# Stated problem
Note each line of the listing that contains the string "Standing", and copy it.

== Data provided ==

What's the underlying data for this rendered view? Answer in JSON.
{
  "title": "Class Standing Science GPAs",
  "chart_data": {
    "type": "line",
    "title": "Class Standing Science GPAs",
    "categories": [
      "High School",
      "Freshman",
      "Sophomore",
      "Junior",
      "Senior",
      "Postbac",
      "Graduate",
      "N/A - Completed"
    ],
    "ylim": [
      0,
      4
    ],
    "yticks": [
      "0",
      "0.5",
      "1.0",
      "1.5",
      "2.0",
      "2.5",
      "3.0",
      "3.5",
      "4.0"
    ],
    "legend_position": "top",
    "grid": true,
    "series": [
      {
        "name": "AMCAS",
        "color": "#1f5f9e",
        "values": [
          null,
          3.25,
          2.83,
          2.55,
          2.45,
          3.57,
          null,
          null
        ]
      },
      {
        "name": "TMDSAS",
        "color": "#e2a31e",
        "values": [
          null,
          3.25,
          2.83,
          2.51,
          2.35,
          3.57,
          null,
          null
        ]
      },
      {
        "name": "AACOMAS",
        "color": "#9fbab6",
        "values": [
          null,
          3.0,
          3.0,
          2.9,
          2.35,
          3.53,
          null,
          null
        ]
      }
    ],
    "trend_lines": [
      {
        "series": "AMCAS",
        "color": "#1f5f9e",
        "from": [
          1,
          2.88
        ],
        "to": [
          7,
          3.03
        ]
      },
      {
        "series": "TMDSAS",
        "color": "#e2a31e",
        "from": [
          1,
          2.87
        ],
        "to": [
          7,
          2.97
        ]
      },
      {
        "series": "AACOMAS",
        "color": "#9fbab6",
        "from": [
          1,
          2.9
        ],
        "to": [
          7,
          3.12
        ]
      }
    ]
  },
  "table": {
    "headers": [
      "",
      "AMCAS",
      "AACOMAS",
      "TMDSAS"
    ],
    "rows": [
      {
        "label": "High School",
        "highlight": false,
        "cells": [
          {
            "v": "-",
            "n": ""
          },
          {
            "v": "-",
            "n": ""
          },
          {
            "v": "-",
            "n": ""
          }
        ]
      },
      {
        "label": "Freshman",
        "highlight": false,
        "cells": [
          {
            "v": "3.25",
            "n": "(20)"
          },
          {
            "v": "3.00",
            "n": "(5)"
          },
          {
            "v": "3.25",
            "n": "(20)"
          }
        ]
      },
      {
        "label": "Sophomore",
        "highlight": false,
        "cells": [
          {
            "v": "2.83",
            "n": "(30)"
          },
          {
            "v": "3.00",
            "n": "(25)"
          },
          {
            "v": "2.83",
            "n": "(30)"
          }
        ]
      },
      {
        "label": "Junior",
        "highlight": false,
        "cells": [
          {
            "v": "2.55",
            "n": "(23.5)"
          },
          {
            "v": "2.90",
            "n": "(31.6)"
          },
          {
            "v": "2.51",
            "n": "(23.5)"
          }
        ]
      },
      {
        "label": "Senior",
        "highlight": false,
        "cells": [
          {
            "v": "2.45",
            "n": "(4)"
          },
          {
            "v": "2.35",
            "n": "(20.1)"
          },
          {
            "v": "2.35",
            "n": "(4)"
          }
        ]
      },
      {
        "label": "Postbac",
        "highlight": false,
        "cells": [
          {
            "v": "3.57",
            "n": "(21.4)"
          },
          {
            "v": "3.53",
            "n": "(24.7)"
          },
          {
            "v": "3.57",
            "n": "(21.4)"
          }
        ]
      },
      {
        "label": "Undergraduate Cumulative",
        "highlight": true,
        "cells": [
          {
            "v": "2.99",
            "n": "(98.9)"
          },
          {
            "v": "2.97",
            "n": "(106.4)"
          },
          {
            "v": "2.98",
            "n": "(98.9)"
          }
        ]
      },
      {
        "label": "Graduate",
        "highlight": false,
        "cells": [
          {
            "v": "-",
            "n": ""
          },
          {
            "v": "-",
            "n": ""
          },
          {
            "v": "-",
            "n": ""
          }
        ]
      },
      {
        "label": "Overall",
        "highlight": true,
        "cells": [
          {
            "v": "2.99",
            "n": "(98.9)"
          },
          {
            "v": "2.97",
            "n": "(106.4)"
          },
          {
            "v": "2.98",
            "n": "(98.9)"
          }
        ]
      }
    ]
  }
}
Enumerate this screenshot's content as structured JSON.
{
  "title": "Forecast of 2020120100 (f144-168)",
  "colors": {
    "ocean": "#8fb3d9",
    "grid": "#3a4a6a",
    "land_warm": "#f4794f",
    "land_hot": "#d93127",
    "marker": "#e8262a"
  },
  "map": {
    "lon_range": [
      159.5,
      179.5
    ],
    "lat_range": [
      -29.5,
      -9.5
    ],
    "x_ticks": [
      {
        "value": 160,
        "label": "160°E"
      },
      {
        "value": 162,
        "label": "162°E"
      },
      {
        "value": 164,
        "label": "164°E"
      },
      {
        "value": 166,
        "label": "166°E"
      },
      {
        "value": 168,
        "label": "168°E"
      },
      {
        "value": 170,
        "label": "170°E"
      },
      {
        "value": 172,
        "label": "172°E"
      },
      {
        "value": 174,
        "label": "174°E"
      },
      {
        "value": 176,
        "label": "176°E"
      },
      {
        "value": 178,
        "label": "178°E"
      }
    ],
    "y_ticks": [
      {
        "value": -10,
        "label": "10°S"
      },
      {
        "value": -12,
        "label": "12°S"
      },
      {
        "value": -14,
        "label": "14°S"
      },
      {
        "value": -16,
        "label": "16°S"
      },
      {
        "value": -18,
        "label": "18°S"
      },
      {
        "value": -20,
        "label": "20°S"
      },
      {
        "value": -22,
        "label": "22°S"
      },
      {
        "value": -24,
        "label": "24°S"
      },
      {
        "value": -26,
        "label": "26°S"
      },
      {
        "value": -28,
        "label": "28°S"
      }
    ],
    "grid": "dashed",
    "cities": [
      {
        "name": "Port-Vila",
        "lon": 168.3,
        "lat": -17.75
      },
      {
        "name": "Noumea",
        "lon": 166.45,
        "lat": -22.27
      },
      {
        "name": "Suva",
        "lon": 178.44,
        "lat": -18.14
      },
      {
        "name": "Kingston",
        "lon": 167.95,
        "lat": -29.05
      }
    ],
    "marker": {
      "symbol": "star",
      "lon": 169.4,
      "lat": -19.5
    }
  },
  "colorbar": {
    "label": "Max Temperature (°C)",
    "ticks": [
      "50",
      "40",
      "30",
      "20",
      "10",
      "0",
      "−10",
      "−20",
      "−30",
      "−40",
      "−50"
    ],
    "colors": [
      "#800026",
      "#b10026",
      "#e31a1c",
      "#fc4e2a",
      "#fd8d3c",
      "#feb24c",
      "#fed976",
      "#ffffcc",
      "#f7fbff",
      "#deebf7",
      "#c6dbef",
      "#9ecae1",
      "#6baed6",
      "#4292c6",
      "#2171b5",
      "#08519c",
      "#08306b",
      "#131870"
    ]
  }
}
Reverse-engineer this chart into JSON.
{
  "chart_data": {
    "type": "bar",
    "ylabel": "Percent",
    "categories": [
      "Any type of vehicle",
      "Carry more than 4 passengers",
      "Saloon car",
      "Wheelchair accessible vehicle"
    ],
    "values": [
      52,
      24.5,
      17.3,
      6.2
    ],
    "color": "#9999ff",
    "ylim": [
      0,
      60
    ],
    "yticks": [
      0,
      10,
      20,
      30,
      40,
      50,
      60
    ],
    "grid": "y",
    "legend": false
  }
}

===

# Finished task
  "title": "Class Standing Science GPAs",
    "title": "Class Standing Science GPAs",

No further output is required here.